Data lines:
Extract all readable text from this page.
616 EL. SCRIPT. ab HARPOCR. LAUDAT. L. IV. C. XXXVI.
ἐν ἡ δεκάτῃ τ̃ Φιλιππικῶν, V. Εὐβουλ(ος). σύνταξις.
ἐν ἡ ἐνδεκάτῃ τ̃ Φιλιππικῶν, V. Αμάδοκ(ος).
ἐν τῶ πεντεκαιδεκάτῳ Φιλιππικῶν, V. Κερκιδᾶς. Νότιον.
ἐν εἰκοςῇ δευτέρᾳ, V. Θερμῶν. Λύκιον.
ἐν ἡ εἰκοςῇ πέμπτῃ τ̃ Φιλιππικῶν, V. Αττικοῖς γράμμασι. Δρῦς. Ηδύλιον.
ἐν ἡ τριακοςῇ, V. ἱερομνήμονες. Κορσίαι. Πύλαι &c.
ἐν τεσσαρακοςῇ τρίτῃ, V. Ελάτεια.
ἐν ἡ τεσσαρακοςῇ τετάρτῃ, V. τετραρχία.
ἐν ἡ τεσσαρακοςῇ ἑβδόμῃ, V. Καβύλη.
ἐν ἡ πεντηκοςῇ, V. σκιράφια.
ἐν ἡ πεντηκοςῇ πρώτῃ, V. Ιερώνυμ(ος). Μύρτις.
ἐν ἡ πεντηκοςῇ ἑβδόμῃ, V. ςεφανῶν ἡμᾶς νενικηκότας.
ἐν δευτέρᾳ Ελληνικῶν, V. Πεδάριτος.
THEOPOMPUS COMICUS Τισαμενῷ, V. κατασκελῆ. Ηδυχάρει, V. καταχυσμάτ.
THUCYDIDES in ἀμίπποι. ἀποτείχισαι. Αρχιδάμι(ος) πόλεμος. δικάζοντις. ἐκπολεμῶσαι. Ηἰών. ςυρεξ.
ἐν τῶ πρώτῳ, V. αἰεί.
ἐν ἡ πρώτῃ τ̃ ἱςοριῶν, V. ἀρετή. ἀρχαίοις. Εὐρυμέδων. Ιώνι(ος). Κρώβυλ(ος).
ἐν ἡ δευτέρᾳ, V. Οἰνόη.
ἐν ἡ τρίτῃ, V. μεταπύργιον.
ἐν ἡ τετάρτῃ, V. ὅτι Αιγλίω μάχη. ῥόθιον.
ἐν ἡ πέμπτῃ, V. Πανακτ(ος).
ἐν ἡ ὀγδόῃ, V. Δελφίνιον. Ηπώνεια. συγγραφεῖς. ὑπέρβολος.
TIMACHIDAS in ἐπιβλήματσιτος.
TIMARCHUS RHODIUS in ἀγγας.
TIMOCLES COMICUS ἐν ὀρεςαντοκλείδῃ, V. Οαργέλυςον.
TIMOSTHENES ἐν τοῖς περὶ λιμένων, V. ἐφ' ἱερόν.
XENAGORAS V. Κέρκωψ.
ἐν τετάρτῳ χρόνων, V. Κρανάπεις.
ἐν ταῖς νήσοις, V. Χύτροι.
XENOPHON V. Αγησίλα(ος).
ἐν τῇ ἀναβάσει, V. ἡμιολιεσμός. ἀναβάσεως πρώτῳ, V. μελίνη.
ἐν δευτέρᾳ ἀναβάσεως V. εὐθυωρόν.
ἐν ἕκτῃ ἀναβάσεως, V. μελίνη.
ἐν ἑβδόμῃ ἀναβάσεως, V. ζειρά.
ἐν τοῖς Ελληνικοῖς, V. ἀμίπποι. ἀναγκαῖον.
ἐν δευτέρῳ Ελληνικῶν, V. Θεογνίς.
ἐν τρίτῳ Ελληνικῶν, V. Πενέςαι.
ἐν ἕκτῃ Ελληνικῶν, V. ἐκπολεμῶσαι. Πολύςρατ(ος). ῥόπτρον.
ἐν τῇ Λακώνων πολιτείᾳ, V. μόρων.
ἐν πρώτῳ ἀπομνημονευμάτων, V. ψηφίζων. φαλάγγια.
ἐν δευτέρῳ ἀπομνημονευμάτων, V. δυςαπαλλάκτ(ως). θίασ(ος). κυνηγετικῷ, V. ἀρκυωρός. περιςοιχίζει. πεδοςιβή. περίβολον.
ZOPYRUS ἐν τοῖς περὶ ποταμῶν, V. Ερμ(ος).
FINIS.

Task details:
The records above are to be copied in full, exactly as written.

Reply:
Extract all readable text from this page.
616 EL. SCRIPT. ab HARPOCR. LAUDAT. L. IV. C. XXXVI.
ἐν ἡ δεκάτῃ τ̃ Φιλιππικῶν, V. Εὐβουλ(ος). σύνταξις.
ἐν ἡ ἐνδεκάτῃ τ̃ Φιλιππικῶν, V. Αμάδοκ(ος).
ἐν τῶ πεντεκαιδεκάτῳ Φιλιππικῶν, V. Κερκιδᾶς. Νότιον.
ἐν εἰκοςῇ δευτέρᾳ, V. Θερμῶν. Λύκιον.
ἐν ἡ εἰκοςῇ πέμπτῃ τ̃ Φιλιππικῶν, V. Αττικοῖς γράμμασι. Δρῦς. Ηδύλιον.
ἐν ἡ τριακοςῇ, V. ἱερομνήμονες. Κορσίαι. Πύλαι &c.
ἐν τεσσαρακοςῇ τρίτῃ, V. Ελάτεια.
ἐν ἡ τεσσαρακοςῇ τετάρτῃ, V. τετραρχία.
ἐν ἡ τεσσαρακοςῇ ἑβδόμῃ, V. Καβύλη.
ἐν ἡ πεντηκοςῇ, V. σκιράφια.
ἐν ἡ πεντηκοςῇ πρώτῃ, V. Ιερώνυμ(ος). Μύρτις.
ἐν ἡ πεντηκοςῇ ἑβδόμῃ, V. ςεφανῶν ἡμᾶς νενικηκότας.
ἐν δευτέρᾳ Ελληνικῶν, V. Πεδάριτος.
THEOPOMPUS COMICUS Τισαμενῷ, V. κατασκελῆ. Ηδυχάρει, V. καταχυσμάτ.
THUCYDIDES in ἀμίπποι. ἀποτείχισαι. Αρχιδάμι(ος) πόλεμος. δικάζοντις. ἐκπολεμῶσαι. Ηἰών. ςυρεξ.
ἐν τῶ πρώτῳ, V. αἰεί.
ἐν ἡ πρώτῃ τ̃ ἱςοριῶν, V. ἀρετή. ἀρχαίοις. Εὐρυμέδων. Ιώνι(ος). Κρώβυλ(ος).
ἐν ἡ δευτέρᾳ, V. Οἰνόη.
ἐν ἡ τρίτῃ, V. μεταπύργιον.
ἐν ἡ τετάρτῃ, V. ὅτι Αιγλίω μάχη. ῥόθιον.
ἐν ἡ πέμπτῃ, V. Πανακτ(ος).
ἐν ἡ ὀγδόῃ, V. Δελφίνιον. Ηπώνεια. συγγραφεῖς. ὑπέρβολος.
TIMACHIDAS in ἐπιβλήματσιτος.
TIMARCHUS RHODIUS in ἀγγας.
TIMOCLES COMICUS ἐν ὀρεςαντοκλείδῃ, V. Οαργέλυςον.
TIMOSTHENES ἐν τοῖς περὶ λιμένων, V. ἐφ' ἱερόν.
XENAGORAS V. Κέρκωψ.
ἐν τετάρτῳ χρόνων, V. Κρανάπεις.
ἐν ταῖς νήσοις, V. Χύτροι.
XENOPHON V. Αγησίλα(ος).
ἐν τῇ ἀναβάσει, V. ἡμιολιεσμός. ἀναβάσεως πρώτῳ, V. μελίνη.
ἐν δευτέρᾳ ἀναβάσεως V. εὐθυωρόν.
ἐν ἕκτῃ ἀναβάσεως, V. μελίνη.
ἐν ἑβδόμῃ ἀναβάσεως, V. ζειρά.
ἐν τοῖς Ελληνικοῖς, V. ἀμίπποι. ἀναγκαῖον.
ἐν δευτέρῳ Ελληνικῶν, V. Θεογνίς.
ἐν τρίτῳ Ελληνικῶν, V. Πενέςαι.
ἐν ἕκτῃ Ελληνικῶν, V. ἐκπολεμῶσαι. Πολύςρατ(ος). ῥόπτρον.
ἐν τῇ Λακώνων πολιτείᾳ, V. μόρων.
ἐν πρώτῳ ἀπομνημονευμάτων, V. ψηφίζων. φαλάγγια.
ἐν δευτέρῳ ἀπομνημονευμάτων, V. δυςαπαλλάκτ(ως). θίασ(ος). κυνηγετικῷ, V. ἀρκυωρός. περιςοιχίζει. πεδοςιβή. περίβολον.
ZOPYRUS ἐν τοῖς περὶ ποταμῶν, V. Ερμ(ος).
FINIS.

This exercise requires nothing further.